**Data records**

==============================

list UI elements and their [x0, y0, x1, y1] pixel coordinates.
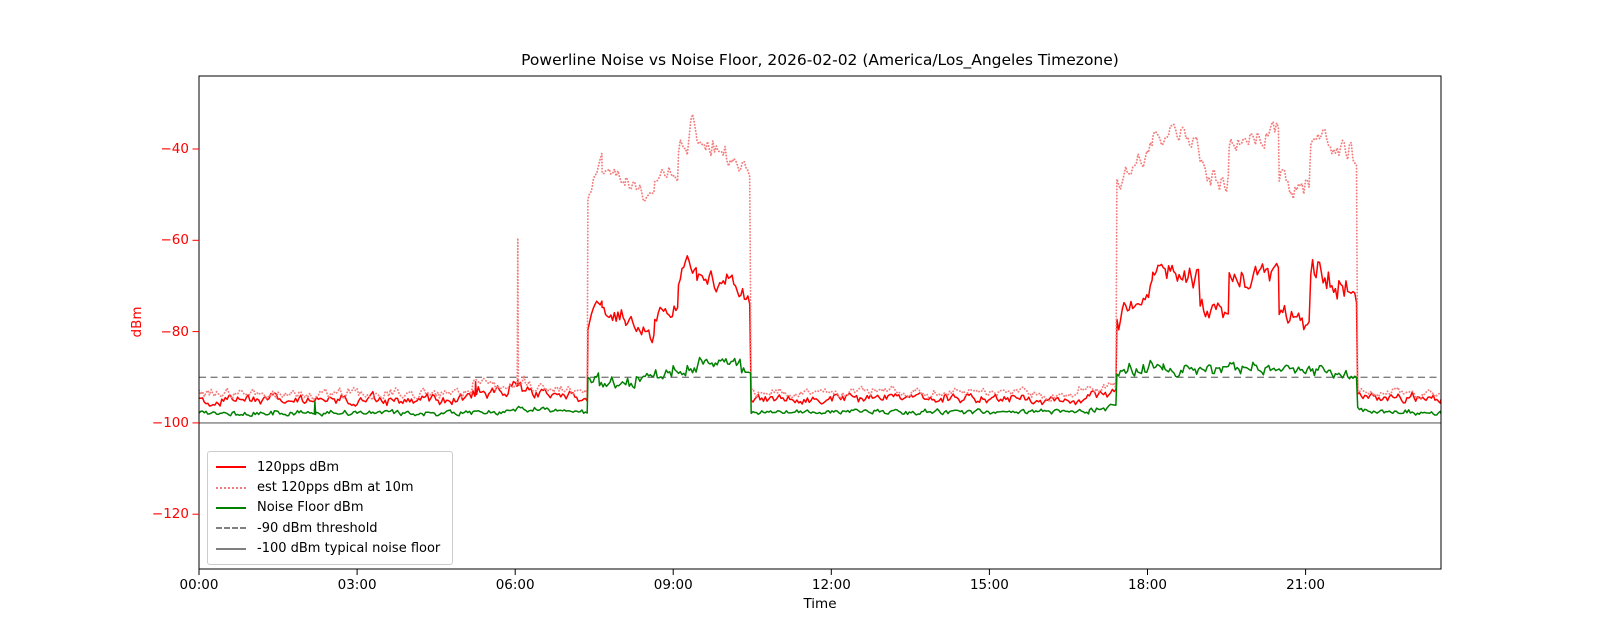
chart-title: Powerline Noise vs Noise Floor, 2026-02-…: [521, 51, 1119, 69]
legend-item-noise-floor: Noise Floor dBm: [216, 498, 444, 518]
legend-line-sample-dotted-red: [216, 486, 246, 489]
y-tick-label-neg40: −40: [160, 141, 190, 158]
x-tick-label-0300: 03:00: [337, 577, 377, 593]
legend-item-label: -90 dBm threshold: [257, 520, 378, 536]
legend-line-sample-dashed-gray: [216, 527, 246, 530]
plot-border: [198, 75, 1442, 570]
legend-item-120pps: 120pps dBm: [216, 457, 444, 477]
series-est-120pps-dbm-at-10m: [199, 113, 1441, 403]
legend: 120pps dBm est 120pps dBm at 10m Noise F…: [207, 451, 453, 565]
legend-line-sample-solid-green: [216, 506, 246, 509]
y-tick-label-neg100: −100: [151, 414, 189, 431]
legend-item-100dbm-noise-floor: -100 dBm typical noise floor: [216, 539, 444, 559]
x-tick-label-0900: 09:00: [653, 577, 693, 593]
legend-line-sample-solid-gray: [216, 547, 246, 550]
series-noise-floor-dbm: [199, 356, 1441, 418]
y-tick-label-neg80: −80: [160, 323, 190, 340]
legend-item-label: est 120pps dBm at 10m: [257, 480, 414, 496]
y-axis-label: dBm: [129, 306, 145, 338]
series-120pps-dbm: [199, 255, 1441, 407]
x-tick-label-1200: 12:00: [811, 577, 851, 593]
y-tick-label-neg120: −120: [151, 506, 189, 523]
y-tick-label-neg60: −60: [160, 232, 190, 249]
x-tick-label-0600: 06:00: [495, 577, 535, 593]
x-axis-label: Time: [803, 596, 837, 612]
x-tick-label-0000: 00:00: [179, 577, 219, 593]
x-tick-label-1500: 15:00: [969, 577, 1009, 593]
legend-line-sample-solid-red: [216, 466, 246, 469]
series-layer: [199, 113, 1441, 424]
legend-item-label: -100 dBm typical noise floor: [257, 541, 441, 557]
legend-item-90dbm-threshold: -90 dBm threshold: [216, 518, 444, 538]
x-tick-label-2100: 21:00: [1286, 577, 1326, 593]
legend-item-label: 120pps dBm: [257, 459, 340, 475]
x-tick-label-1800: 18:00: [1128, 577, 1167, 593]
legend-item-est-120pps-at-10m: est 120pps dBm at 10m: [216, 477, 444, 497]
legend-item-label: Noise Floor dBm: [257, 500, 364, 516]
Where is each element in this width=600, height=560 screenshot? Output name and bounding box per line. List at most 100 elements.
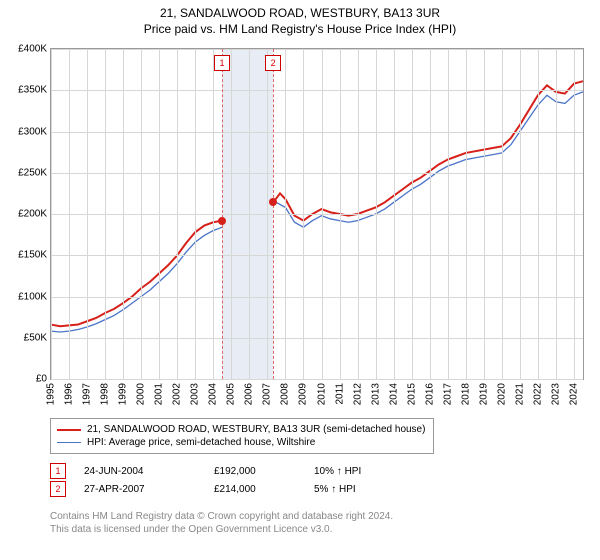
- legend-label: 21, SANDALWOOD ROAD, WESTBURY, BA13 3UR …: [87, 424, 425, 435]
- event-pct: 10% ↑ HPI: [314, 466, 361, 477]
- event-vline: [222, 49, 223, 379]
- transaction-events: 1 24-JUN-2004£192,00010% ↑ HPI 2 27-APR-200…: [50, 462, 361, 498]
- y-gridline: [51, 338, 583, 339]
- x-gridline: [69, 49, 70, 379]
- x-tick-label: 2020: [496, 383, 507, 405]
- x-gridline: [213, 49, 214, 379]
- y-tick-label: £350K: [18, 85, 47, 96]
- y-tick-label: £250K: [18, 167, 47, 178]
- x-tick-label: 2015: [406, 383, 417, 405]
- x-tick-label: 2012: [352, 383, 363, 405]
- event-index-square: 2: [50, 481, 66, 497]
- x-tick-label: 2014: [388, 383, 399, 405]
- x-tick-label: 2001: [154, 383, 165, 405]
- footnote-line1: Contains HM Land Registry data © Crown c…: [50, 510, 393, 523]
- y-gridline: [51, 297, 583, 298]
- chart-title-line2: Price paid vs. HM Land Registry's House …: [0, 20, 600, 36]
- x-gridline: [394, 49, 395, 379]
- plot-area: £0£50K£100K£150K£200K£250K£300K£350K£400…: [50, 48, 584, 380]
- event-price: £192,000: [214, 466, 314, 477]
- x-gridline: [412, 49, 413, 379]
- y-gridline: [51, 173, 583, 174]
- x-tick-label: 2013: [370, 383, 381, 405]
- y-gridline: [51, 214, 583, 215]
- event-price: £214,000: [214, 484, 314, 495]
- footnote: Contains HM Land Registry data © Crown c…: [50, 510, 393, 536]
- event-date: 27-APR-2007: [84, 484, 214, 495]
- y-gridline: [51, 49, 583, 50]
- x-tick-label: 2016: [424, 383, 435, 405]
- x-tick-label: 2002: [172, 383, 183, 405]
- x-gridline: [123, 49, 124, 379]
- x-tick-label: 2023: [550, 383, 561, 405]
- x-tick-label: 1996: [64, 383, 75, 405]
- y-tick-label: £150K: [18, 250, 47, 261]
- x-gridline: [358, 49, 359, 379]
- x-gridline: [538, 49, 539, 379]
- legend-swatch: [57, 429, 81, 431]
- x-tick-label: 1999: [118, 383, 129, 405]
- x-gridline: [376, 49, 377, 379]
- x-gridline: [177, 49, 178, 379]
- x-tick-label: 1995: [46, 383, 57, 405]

==============================

**Task instructions**
Copy out every line of the material above without any change, leaving out the pictures.

**Response**
list UI elements and their [x0, y0, x1, y1] pixel coordinates.
chart-title: Powerline Noise vs Noise Floor, 2026-02-…: [521, 51, 1119, 69]
legend-item-noise-floor: Noise Floor dBm: [216, 498, 444, 518]
legend-line-sample-dotted-red: [216, 486, 246, 489]
y-tick-label-neg40: −40: [160, 141, 190, 158]
x-tick-label-0300: 03:00: [337, 577, 377, 593]
legend-item-label: -90 dBm threshold: [257, 520, 378, 536]
legend-line-sample-dashed-gray: [216, 527, 246, 530]
plot-border: [198, 75, 1442, 570]
legend-item-120pps: 120pps dBm: [216, 457, 444, 477]
series-est-120pps-dbm-at-10m: [199, 113, 1441, 403]
legend: 120pps dBm est 120pps dBm at 10m Noise F…: [207, 451, 453, 565]
legend-line-sample-solid-green: [216, 506, 246, 509]
y-tick-label-neg100: −100: [151, 414, 189, 431]
legend-item-100dbm-noise-floor: -100 dBm typical noise floor: [216, 539, 444, 559]
x-tick-label-0900: 09:00: [653, 577, 693, 593]
legend-line-sample-solid-gray: [216, 547, 246, 550]
series-noise-floor-dbm: [199, 356, 1441, 418]
y-tick-label-neg80: −80: [160, 323, 190, 340]
legend-item-label: est 120pps dBm at 10m: [257, 480, 414, 496]
y-axis-label: dBm: [129, 306, 145, 338]
series-120pps-dbm: [199, 255, 1441, 407]
x-tick-label-1200: 12:00: [811, 577, 851, 593]
y-tick-label-neg120: −120: [151, 506, 189, 523]
y-tick-label-neg60: −60: [160, 232, 190, 249]
x-tick-label-0600: 06:00: [495, 577, 535, 593]
x-axis-label: Time: [803, 596, 837, 612]
x-tick-label-0000: 00:00: [179, 577, 219, 593]
x-tick-label-1500: 15:00: [969, 577, 1009, 593]
legend-line-sample-solid-red: [216, 466, 246, 469]
series-layer: [199, 113, 1441, 424]
legend-item-label: -100 dBm typical noise floor: [257, 541, 441, 557]
legend-item-90dbm-threshold: -90 dBm threshold: [216, 518, 444, 538]
x-tick-label-2100: 21:00: [1286, 577, 1326, 593]
legend-item-label: 120pps dBm: [257, 459, 340, 475]
x-tick-label-1800: 18:00: [1128, 577, 1167, 593]
legend-item-est-120pps-at-10m: est 120pps dBm at 10m: [216, 477, 444, 497]
legend-item-label: Noise Floor dBm: [257, 500, 364, 516]
Where is each element in this width=600, height=560 screenshot? Output name and bounding box per line. List at most 100 elements.
- legend-label: 21, SANDALWOOD ROAD, WESTBURY, BA13 3UR …: [87, 424, 425, 435]
- event-pct: 10% ↑ HPI: [314, 466, 361, 477]
- event-vline: [222, 49, 223, 379]
- transaction-events: 1 24-JUN-2004£192,00010% ↑ HPI 2 27-APR-200…: [50, 462, 361, 498]
- y-gridline: [51, 338, 583, 339]
- x-gridline: [69, 49, 70, 379]
- x-tick-label: 2020: [496, 383, 507, 405]
- x-gridline: [213, 49, 214, 379]
- y-tick-label: £350K: [18, 85, 47, 96]
- y-tick-label: £250K: [18, 167, 47, 178]
- x-tick-label: 2015: [406, 383, 417, 405]
- x-tick-label: 2012: [352, 383, 363, 405]
- event-index-square: 2: [50, 481, 66, 497]
- x-tick-label: 2014: [388, 383, 399, 405]
- x-tick-label: 2001: [154, 383, 165, 405]
- footnote-line1: Contains HM Land Registry data © Crown c…: [50, 510, 393, 523]
- y-gridline: [51, 297, 583, 298]
- chart-title-line2: Price paid vs. HM Land Registry's House …: [0, 20, 600, 36]
- x-gridline: [394, 49, 395, 379]
- plot-area: £0£50K£100K£150K£200K£250K£300K£350K£400…: [50, 48, 584, 380]
- event-price: £192,000: [214, 466, 314, 477]
- x-gridline: [412, 49, 413, 379]
- y-gridline: [51, 173, 583, 174]
- x-tick-label: 2013: [370, 383, 381, 405]
- y-gridline: [51, 214, 583, 215]
- event-price: £214,000: [214, 484, 314, 495]
- footnote: Contains HM Land Registry data © Crown c…: [50, 510, 393, 536]
- event-date: 27-APR-2007: [84, 484, 214, 495]
- y-gridline: [51, 49, 583, 50]
- x-tick-label: 2016: [424, 383, 435, 405]
- x-tick-label: 2002: [172, 383, 183, 405]
- x-gridline: [123, 49, 124, 379]
- x-tick-label: 2023: [550, 383, 561, 405]
- x-tick-label: 1996: [64, 383, 75, 405]
- y-tick-label: £150K: [18, 250, 47, 261]
- x-gridline: [358, 49, 359, 379]
- x-gridline: [538, 49, 539, 379]
- legend-swatch: [57, 429, 81, 431]
- x-tick-label: 1999: [118, 383, 129, 405]
- x-gridline: [376, 49, 377, 379]
- x-gridline: [177, 49, 178, 379]
- x-tick-label: 1995: [46, 383, 57, 405]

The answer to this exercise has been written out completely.